Copy out each line of the data that holds the word "FANC".

* BEGIN Rows *

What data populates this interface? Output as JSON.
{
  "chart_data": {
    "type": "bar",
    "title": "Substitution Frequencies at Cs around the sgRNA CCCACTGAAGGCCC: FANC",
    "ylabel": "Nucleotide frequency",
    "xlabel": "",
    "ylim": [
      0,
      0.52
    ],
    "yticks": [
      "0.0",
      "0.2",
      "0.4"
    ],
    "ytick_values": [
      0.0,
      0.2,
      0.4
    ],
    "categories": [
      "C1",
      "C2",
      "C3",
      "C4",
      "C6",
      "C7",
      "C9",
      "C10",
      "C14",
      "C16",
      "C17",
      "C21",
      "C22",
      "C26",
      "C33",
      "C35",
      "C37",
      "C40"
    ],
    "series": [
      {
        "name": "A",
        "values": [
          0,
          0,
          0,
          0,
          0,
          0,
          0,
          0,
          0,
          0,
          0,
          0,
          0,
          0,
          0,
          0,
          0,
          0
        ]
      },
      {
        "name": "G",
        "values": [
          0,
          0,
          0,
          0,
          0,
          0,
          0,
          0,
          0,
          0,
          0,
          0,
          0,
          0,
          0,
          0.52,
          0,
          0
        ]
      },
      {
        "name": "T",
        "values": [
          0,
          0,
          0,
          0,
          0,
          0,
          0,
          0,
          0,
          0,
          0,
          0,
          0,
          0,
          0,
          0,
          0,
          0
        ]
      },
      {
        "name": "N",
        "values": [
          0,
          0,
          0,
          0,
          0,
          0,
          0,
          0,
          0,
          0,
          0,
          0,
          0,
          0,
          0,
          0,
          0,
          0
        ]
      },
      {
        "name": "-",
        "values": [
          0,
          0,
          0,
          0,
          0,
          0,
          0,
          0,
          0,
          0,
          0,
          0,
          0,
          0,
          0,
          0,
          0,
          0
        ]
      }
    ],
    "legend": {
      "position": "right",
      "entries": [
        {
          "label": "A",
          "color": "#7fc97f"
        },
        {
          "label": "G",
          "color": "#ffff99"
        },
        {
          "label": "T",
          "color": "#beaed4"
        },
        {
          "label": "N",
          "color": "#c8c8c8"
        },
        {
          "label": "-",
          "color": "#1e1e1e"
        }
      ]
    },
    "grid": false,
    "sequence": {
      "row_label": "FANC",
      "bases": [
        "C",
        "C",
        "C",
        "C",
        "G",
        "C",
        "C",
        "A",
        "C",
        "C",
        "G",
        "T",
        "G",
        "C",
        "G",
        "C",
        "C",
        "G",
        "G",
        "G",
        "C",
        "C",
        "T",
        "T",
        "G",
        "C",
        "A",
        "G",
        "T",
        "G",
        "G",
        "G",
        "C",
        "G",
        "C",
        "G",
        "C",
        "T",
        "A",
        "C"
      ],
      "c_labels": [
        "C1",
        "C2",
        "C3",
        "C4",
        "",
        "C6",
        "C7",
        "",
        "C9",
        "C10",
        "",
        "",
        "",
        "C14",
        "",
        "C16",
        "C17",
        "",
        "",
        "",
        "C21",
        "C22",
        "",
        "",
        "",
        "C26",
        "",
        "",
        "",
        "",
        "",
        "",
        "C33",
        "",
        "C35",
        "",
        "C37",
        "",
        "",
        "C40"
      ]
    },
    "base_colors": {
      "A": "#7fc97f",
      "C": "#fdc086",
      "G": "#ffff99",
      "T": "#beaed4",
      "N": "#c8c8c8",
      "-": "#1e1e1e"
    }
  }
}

* END Rows *

■ **Correct output**
    "title": "Substitution Frequencies at Cs around the sgRNA CCCACTGAAGGCCC: FANC",
      "row_label": "FANC",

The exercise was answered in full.